╭──

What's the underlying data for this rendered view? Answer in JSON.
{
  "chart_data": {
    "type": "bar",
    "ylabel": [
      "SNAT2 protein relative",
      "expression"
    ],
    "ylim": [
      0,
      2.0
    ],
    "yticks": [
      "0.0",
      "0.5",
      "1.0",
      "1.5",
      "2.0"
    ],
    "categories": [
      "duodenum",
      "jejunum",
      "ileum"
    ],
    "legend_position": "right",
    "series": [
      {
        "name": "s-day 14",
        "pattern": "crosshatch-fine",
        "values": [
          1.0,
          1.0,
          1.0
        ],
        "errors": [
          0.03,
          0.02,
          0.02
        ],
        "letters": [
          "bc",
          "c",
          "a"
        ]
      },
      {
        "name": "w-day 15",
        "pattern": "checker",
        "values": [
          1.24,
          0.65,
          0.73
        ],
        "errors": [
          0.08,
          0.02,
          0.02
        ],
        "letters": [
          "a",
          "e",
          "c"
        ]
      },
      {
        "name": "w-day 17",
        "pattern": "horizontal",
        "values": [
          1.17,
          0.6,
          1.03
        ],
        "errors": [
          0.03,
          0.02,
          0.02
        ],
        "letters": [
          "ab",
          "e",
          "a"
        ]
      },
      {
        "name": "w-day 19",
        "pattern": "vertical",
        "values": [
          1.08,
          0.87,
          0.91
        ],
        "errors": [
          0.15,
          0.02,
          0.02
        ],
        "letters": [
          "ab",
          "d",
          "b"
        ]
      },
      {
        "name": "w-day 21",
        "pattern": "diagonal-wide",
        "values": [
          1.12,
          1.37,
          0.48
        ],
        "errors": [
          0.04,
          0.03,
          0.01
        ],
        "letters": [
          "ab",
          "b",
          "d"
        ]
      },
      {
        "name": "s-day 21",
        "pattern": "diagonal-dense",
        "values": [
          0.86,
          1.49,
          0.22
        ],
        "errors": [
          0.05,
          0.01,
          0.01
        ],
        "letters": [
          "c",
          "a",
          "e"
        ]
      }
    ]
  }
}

╰──

▶ **Work to complete**: Working through the records, copy each line in which the word "pattern" appears.

▶ **Written solution**:
        "pattern": "crosshatch-fine",
        "pattern": "checker",
        "pattern": "horizontal",
        "pattern": "vertical",
        "pattern": "diagonal-wide",
        "pattern": "diagonal-dense",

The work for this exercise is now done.